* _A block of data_
★ ★ ★ ★ ★ ★ ★

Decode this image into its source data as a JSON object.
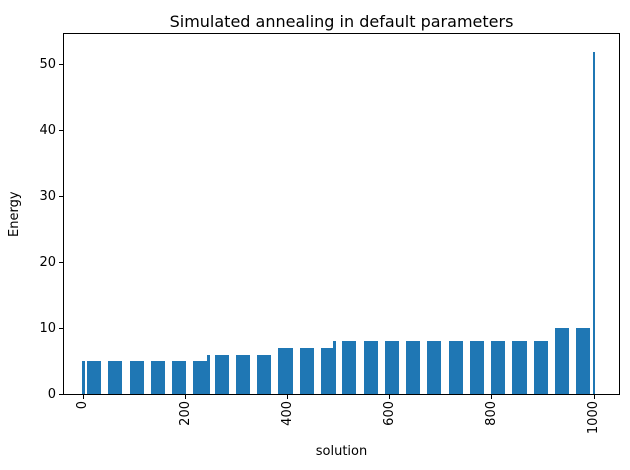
{
  "chart_data": {
    "type": "bar",
    "title": "Simulated annealing in default parameters",
    "xlabel": "solution",
    "ylabel": "Energy",
    "xlim": [
      -38,
      1049
    ],
    "ylim": [
      0,
      54.7
    ],
    "xticks": [
      0,
      200,
      400,
      600,
      800,
      1000
    ],
    "yticks": [
      0,
      10,
      20,
      30,
      40,
      50
    ],
    "grid": false,
    "legend": null,
    "bar_color": "#1f77b4",
    "bars": [
      {
        "x": 0,
        "height": 5,
        "width": 5
      },
      {
        "x": 20.8,
        "height": 5,
        "width": 27.8
      },
      {
        "x": 62.5,
        "height": 5,
        "width": 27.8
      },
      {
        "x": 104.2,
        "height": 5,
        "width": 27.8
      },
      {
        "x": 145.8,
        "height": 5,
        "width": 27.8
      },
      {
        "x": 187.5,
        "height": 5,
        "width": 27.8
      },
      {
        "x": 229.2,
        "height": 5,
        "width": 27.8
      },
      {
        "x": 245,
        "height": 6,
        "width": 6
      },
      {
        "x": 270.8,
        "height": 6,
        "width": 27.8
      },
      {
        "x": 312.5,
        "height": 6,
        "width": 27.8
      },
      {
        "x": 354.2,
        "height": 6,
        "width": 27.8
      },
      {
        "x": 395.8,
        "height": 7,
        "width": 27.8
      },
      {
        "x": 437.5,
        "height": 7,
        "width": 27.8
      },
      {
        "x": 479.2,
        "height": 7,
        "width": 27.8
      },
      {
        "x": 491,
        "height": 8,
        "width": 6
      },
      {
        "x": 520.8,
        "height": 8,
        "width": 27.8
      },
      {
        "x": 562.5,
        "height": 8,
        "width": 27.8
      },
      {
        "x": 604.2,
        "height": 8,
        "width": 27.8
      },
      {
        "x": 645.8,
        "height": 8,
        "width": 27.8
      },
      {
        "x": 687.5,
        "height": 8,
        "width": 27.8
      },
      {
        "x": 729.2,
        "height": 8,
        "width": 27.8
      },
      {
        "x": 770.8,
        "height": 8,
        "width": 27.8
      },
      {
        "x": 812.5,
        "height": 8,
        "width": 27.8
      },
      {
        "x": 854.2,
        "height": 8,
        "width": 27.8
      },
      {
        "x": 895.8,
        "height": 8,
        "width": 27.8
      },
      {
        "x": 937.5,
        "height": 10,
        "width": 27.8
      },
      {
        "x": 979.2,
        "height": 10,
        "width": 27.8
      },
      {
        "x": 1000,
        "height": 52,
        "width": 5
      }
    ]
  }
}
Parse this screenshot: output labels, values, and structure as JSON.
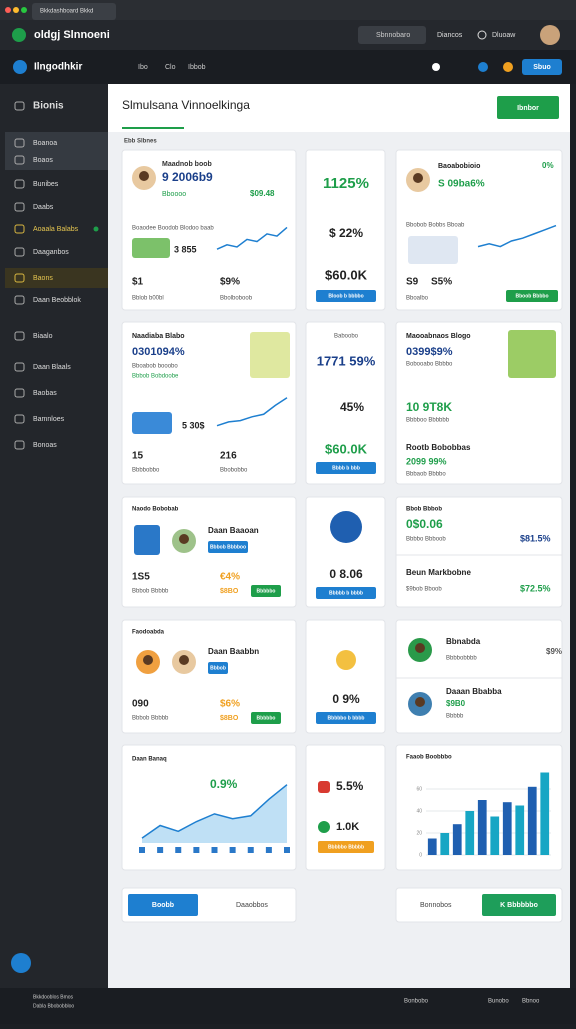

★ ★ ★ ★ ★ ★ ★

* _EXERCISE PROMPT_
Using the data above, print every line exactly, omitting pictures.

* _THE OUTPUT_
Decode this image into its source data as a JSON object.
{
  "chart_data": {
    "type": "bar",
    "title": "Simulated annealing in default parameters",
    "xlabel": "solution",
    "ylabel": "Energy",
    "xlim": [
      -38,
      1049
    ],
    "ylim": [
      0,
      54.7
    ],
    "xticks": [
      0,
      200,
      400,
      600,
      800,
      1000
    ],
    "yticks": [
      0,
      10,
      20,
      30,
      40,
      50
    ],
    "grid": false,
    "legend": null,
    "bar_color": "#1f77b4",
    "bars": [
      {
        "x": 0,
        "height": 5,
        "width": 5
      },
      {
        "x": 20.8,
        "height": 5,
        "width": 27.8
      },
      {
        "x": 62.5,
        "height": 5,
        "width": 27.8
      },
      {
        "x": 104.2,
        "height": 5,
        "width": 27.8
      },
      {
        "x": 145.8,
        "height": 5,
        "width": 27.8
      },
      {
        "x": 187.5,
        "height": 5,
        "width": 27.8
      },
      {
        "x": 229.2,
        "height": 5,
        "width": 27.8
      },
      {
        "x": 245,
        "height": 6,
        "width": 6
      },
      {
        "x": 270.8,
        "height": 6,
        "width": 27.8
      },
      {
        "x": 312.5,
        "height": 6,
        "width": 27.8
      },
      {
        "x": 354.2,
        "height": 6,
        "width": 27.8
      },
      {
        "x": 395.8,
        "height": 7,
        "width": 27.8
      },
      {
        "x": 437.5,
        "height": 7,
        "width": 27.8
      },
      {
        "x": 479.2,
        "height": 7,
        "width": 27.8
      },
      {
        "x": 491,
        "height": 8,
        "width": 6
      },
      {
        "x": 520.8,
        "height": 8,
        "width": 27.8
      },
      {
        "x": 562.5,
        "height": 8,
        "width": 27.8
      },
      {
        "x": 604.2,
        "height": 8,
        "width": 27.8
      },
      {
        "x": 645.8,
        "height": 8,
        "width": 27.8
      },
      {
        "x": 687.5,
        "height": 8,
        "width": 27.8
      },
      {
        "x": 729.2,
        "height": 8,
        "width": 27.8
      },
      {
        "x": 770.8,
        "height": 8,
        "width": 27.8
      },
      {
        "x": 812.5,
        "height": 8,
        "width": 27.8
      },
      {
        "x": 854.2,
        "height": 8,
        "width": 27.8
      },
      {
        "x": 895.8,
        "height": 8,
        "width": 27.8
      },
      {
        "x": 937.5,
        "height": 10,
        "width": 27.8
      },
      {
        "x": 979.2,
        "height": 10,
        "width": 27.8
      },
      {
        "x": 1000,
        "height": 52,
        "width": 5
      }
    ]
  }
}
Parse this screenshot: output labels, values, and structure as JSON.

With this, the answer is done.